* _EXERCISE DESCRIPTION_
Pull each line holding the word "name" from the data.
━━━━━━━━━━━━━━━━━━━━━━━━━━━━━━
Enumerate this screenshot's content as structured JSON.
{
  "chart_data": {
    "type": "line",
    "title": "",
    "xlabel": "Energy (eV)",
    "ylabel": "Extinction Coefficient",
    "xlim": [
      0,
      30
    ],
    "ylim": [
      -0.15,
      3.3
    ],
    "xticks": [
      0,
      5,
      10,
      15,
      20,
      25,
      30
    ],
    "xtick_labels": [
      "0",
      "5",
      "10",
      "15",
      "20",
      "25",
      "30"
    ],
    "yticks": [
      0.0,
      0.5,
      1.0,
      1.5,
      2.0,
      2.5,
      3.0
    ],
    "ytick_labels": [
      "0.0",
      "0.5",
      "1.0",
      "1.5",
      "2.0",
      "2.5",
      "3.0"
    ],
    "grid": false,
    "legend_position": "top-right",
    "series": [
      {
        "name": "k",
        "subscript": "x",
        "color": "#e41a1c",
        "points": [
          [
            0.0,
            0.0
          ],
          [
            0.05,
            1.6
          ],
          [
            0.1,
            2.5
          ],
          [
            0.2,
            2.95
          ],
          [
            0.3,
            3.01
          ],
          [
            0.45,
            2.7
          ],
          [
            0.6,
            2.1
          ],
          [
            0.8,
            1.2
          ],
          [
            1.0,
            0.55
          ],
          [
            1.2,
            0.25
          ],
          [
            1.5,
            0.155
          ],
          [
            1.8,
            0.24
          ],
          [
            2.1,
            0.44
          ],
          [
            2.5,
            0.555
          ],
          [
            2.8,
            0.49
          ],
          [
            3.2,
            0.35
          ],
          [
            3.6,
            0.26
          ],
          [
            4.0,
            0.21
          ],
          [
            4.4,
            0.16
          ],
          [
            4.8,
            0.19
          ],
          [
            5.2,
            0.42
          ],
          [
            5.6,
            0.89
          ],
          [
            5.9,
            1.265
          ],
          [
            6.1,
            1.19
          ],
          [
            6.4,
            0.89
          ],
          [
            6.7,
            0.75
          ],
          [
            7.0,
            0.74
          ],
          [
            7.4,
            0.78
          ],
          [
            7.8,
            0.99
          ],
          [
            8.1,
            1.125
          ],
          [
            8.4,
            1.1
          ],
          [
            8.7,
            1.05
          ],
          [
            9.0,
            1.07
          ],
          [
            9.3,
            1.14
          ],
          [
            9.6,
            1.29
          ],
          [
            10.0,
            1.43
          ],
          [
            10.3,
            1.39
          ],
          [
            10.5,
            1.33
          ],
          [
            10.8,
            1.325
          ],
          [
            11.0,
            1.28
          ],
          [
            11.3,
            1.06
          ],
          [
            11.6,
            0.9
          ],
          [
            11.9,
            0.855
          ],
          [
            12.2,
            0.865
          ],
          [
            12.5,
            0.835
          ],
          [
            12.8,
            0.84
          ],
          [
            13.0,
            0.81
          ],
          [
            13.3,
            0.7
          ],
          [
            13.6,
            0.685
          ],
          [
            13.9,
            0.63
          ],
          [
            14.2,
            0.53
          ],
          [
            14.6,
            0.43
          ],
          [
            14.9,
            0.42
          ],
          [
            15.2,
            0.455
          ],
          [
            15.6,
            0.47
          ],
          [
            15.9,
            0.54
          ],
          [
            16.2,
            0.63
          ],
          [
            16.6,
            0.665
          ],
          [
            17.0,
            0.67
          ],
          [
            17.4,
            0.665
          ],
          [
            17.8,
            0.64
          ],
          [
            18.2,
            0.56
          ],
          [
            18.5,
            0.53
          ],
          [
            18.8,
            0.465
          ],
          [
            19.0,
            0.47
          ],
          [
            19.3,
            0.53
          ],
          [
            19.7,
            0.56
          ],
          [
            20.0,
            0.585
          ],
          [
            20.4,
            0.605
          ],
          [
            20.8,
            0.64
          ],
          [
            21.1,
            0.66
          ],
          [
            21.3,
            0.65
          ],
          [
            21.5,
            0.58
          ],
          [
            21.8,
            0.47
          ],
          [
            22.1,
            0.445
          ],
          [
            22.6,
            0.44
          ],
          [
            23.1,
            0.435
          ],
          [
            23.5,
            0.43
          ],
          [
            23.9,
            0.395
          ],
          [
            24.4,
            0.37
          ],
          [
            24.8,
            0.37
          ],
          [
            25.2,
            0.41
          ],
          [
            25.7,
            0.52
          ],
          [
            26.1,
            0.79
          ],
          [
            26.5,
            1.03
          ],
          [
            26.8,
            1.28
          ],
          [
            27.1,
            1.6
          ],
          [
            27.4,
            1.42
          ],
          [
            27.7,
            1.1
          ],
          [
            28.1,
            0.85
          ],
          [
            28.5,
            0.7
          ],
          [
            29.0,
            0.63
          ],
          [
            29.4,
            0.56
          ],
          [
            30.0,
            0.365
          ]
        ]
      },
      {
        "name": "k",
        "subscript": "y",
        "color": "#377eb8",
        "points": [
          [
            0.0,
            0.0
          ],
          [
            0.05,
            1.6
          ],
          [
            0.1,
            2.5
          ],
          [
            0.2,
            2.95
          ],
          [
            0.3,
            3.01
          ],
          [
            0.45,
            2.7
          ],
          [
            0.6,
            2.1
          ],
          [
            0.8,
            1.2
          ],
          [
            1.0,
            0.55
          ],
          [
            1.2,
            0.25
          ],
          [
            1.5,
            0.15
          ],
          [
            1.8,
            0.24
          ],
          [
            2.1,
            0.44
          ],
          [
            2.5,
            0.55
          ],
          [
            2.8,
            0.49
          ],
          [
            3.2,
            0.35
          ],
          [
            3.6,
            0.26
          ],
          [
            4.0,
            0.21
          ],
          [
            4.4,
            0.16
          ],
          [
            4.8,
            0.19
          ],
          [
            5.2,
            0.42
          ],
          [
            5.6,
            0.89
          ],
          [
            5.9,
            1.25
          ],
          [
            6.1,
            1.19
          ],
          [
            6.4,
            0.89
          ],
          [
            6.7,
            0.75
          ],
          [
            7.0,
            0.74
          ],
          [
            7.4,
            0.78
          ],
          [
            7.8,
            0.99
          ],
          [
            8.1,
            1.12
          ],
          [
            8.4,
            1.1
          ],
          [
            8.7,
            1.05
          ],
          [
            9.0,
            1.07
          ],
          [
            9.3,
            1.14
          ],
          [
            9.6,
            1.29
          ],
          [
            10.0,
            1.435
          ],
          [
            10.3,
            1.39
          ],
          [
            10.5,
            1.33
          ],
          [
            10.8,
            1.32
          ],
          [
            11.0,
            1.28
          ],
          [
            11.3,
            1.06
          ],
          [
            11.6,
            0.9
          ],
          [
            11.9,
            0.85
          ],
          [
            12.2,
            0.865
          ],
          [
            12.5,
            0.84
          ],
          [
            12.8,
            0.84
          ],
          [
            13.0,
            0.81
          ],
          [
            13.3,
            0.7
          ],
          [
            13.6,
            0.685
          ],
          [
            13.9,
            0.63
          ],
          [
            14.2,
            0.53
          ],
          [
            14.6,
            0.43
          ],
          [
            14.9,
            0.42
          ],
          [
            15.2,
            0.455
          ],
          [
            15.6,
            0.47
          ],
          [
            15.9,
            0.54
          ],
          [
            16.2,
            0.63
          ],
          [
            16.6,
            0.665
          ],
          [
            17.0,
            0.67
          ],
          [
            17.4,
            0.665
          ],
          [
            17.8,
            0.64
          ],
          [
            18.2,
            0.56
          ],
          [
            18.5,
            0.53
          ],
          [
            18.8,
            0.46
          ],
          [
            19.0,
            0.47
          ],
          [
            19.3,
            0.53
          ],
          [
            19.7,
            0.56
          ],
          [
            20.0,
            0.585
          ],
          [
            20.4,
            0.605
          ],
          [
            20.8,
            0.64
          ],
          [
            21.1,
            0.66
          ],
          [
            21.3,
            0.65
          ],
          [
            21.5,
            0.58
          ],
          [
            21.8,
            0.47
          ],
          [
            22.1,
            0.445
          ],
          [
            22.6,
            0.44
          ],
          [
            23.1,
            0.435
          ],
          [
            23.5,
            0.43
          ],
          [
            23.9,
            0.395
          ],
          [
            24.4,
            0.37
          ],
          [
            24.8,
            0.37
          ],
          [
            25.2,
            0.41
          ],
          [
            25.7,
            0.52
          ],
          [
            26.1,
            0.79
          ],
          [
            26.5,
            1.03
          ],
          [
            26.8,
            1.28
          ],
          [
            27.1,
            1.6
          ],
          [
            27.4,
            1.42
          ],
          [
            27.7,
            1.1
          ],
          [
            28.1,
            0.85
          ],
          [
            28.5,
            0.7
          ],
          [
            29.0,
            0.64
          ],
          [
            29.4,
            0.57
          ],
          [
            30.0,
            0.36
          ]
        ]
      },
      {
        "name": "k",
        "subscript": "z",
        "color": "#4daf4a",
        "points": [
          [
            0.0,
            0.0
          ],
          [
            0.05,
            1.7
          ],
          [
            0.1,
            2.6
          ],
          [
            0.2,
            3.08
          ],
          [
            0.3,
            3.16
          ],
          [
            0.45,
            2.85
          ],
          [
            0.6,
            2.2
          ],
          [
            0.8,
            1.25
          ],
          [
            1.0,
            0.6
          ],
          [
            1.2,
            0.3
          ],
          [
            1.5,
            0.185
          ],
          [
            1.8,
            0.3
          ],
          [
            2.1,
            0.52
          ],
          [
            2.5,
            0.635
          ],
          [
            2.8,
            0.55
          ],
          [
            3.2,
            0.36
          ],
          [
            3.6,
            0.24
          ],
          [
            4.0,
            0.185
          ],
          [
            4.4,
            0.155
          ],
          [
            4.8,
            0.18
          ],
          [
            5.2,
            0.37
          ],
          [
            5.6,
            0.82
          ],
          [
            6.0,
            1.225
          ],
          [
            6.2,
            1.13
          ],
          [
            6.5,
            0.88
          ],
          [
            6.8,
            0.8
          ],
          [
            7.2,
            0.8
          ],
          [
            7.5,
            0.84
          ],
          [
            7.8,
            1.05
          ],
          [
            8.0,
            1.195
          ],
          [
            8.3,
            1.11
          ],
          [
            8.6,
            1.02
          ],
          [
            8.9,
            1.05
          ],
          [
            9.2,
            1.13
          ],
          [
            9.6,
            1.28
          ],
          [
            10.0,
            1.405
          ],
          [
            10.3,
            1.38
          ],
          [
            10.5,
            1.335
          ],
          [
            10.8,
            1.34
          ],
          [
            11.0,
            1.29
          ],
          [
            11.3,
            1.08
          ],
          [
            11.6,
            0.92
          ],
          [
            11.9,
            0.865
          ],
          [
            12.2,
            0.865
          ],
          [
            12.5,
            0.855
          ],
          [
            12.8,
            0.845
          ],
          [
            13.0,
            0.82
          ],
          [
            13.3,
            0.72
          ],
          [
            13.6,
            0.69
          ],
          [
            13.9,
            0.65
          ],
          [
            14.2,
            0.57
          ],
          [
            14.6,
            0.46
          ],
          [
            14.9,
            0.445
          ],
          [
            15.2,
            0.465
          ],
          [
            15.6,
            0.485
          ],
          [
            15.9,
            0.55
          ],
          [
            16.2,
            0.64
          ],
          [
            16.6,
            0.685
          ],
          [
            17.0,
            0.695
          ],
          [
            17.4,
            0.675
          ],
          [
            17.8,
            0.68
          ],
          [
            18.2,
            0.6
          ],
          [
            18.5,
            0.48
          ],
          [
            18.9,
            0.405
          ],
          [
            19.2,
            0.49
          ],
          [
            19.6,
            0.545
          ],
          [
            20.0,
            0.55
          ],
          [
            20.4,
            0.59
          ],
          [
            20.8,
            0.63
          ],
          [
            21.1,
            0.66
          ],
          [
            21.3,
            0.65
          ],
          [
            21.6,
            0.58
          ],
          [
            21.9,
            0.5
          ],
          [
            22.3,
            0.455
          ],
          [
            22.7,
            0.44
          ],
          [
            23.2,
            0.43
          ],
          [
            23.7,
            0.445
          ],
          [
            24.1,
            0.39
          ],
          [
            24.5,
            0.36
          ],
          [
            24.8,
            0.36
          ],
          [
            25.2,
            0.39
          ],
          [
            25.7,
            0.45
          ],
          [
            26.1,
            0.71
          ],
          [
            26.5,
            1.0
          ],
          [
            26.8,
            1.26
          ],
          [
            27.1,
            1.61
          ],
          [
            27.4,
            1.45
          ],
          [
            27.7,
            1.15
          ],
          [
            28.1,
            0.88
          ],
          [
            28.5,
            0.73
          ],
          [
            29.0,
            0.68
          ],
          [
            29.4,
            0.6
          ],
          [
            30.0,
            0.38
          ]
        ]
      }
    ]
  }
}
━━━━━━━━━━━━━━━━━━━━━━━━━━━━━━
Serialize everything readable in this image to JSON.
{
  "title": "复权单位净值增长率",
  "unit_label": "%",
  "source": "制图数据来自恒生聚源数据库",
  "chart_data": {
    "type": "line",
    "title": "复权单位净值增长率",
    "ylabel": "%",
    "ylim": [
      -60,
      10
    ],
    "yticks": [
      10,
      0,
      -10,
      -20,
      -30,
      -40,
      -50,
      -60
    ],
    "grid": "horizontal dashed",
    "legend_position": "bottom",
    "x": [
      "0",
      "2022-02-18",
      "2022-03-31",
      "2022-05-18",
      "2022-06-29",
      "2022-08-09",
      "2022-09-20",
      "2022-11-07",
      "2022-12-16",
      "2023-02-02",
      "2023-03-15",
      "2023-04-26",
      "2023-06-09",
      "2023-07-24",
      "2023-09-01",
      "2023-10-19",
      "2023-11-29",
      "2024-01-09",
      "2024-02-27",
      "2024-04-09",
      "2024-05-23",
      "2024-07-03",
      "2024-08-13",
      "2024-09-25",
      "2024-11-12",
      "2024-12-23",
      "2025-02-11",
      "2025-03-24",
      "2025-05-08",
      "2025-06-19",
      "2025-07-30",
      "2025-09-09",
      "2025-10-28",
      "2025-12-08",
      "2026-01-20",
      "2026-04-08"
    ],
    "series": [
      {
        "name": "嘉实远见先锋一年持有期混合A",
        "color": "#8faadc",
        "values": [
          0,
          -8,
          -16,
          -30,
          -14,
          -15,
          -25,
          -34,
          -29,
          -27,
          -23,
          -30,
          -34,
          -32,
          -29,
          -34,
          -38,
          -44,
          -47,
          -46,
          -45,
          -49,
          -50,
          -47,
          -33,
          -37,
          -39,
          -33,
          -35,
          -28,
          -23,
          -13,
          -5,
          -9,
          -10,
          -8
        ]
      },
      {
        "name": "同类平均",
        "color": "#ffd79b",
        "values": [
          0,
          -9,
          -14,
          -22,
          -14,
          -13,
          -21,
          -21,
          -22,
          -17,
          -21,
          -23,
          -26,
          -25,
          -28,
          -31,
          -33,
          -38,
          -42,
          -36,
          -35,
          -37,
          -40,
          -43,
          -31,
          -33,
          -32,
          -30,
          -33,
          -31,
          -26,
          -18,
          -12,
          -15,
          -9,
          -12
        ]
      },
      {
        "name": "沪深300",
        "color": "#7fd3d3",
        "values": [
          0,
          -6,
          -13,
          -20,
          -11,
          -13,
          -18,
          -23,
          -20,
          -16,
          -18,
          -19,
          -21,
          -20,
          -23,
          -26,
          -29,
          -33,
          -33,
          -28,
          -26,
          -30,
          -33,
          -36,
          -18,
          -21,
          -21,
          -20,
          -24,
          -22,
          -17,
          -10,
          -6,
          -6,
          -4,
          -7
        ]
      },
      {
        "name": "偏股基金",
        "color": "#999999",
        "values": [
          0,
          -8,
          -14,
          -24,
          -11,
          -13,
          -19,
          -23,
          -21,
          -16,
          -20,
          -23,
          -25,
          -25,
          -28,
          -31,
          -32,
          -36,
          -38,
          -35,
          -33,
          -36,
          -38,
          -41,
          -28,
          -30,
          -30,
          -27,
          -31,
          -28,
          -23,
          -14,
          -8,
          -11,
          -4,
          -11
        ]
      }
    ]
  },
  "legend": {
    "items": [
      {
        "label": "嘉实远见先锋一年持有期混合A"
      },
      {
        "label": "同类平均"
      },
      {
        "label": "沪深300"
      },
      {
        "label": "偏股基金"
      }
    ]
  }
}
━━━━━━━━━━━━━━━━━━━━━━━━━━━━━━
* _EXERCISE RESPONSE_
        "name": "k",
        "name": "k",
        "name": "k",
        "name": "嘉实远见先锋一年持有期混合A",
        "name": "同类平均",
        "name": "沪深300",
        "name": "偏股基金",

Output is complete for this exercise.